Given instruction =>
Restate the entire listing word for word.

── Material for this task

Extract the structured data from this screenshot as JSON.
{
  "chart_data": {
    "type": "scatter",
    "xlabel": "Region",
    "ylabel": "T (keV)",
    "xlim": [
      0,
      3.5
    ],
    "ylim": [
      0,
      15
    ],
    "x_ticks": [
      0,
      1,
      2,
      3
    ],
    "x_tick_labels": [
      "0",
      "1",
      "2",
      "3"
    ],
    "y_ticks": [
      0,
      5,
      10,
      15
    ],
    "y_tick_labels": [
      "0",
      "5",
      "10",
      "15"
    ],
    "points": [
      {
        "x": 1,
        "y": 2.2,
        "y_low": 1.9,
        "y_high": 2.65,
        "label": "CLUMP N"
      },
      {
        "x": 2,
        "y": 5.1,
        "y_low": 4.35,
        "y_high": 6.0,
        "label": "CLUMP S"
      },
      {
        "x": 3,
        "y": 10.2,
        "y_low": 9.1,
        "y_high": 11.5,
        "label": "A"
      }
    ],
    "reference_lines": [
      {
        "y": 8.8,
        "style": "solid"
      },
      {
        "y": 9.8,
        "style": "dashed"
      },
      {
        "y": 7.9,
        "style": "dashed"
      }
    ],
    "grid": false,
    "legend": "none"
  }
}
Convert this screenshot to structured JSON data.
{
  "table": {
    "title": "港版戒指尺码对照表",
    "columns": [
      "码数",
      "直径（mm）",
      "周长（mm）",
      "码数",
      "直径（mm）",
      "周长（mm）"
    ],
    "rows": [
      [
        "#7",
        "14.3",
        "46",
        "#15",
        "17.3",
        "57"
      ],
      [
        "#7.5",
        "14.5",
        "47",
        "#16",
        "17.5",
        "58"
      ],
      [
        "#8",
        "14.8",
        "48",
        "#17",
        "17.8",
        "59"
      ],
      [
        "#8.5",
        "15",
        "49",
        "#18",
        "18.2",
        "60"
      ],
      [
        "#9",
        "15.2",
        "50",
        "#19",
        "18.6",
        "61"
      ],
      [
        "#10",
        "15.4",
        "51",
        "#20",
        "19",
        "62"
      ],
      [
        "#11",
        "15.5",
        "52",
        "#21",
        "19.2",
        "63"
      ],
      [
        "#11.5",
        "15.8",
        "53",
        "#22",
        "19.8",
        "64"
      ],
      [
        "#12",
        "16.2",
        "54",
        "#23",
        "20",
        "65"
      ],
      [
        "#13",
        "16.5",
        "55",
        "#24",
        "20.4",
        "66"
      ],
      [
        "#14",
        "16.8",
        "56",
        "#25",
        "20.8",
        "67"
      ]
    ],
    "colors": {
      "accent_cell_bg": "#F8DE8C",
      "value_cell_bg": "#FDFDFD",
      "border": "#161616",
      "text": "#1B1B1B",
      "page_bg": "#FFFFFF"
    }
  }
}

────

Completed task =>
Extract the structured data from this screenshot as JSON.
{
  "chart_data": {
    "type": "scatter",
    "xlabel": "Region",
    "ylabel": "T (keV)",
    "xlim": [
      0,
      3.5
    ],
    "ylim": [
      0,
      15
    ],
    "x_ticks": [
      0,
      1,
      2,
      3
    ],
    "x_tick_labels": [
      "0",
      "1",
      "2",
      "3"
    ],
    "y_ticks": [
      0,
      5,
      10,
      15
    ],
    "y_tick_labels": [
      "0",
      "5",
      "10",
      "15"
    ],
    "points": [
      {
        "x": 1,
        "y": 2.2,
        "y_low": 1.9,
        "y_high": 2.65,
        "label": "CLUMP N"
      },
      {
        "x": 2,
        "y": 5.1,
        "y_low": 4.35,
        "y_high": 6.0,
        "label": "CLUMP S"
      },
      {
        "x": 3,
        "y": 10.2,
        "y_low": 9.1,
        "y_high": 11.5,
        "label": "A"
      }
    ],
    "reference_lines": [
      {
        "y": 8.8,
        "style": "solid"
      },
      {
        "y": 9.8,
        "style": "dashed"
      },
      {
        "y": 7.9,
        "style": "dashed"
      }
    ],
    "grid": false,
    "legend": "none"
  }
}
Convert this screenshot to structured JSON data.
{
  "table": {
    "title": "港版戒指尺码对照表",
    "columns": [
      "码数",
      "直径（mm）",
      "周长（mm）",
      "码数",
      "直径（mm）",
      "周长（mm）"
    ],
    "rows": [
      [
        "#7",
        "14.3",
        "46",
        "#15",
        "17.3",
        "57"
      ],
      [
        "#7.5",
        "14.5",
        "47",
        "#16",
        "17.5",
        "58"
      ],
      [
        "#8",
        "14.8",
        "48",
        "#17",
        "17.8",
        "59"
      ],
      [
        "#8.5",
        "15",
        "49",
        "#18",
        "18.2",
        "60"
      ],
      [
        "#9",
        "15.2",
        "50",
        "#19",
        "18.6",
        "61"
      ],
      [
        "#10",
        "15.4",
        "51",
        "#20",
        "19",
        "62"
      ],
      [
        "#11",
        "15.5",
        "52",
        "#21",
        "19.2",
        "63"
      ],
      [
        "#11.5",
        "15.8",
        "53",
        "#22",
        "19.8",
        "64"
      ],
      [
        "#12",
        "16.2",
        "54",
        "#23",
        "20",
        "65"
      ],
      [
        "#13",
        "16.5",
        "55",
        "#24",
        "20.4",
        "66"
      ],
      [
        "#14",
        "16.8",
        "56",
        "#25",
        "20.8",
        "67"
      ]
    ],
    "colors": {
      "accent_cell_bg": "#F8DE8C",
      "value_cell_bg": "#FDFDFD",
      "border": "#161616",
      "text": "#1B1B1B",
      "page_bg": "#FFFFFF"
    }
  }
}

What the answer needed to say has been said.